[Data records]
########################################

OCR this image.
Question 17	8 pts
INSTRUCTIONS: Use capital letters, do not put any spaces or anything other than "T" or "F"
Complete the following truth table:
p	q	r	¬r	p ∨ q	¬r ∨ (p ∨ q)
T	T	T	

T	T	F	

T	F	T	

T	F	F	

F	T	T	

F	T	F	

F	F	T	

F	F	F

########################################

Repeat the material above exactly.

__Complete response__
OCR this image.
Question 17	8 pts
INSTRUCTIONS: Use capital letters, do not put any spaces or anything other than "T" or "F"
Complete the following truth table:
p	q	r	¬r	p ∨ q	¬r ∨ (p ∨ q)
T	T	T	

T	T	F	

T	F	T	

T	F	F	

F	T	T	

F	T	F	

F	F	T	

F	F	F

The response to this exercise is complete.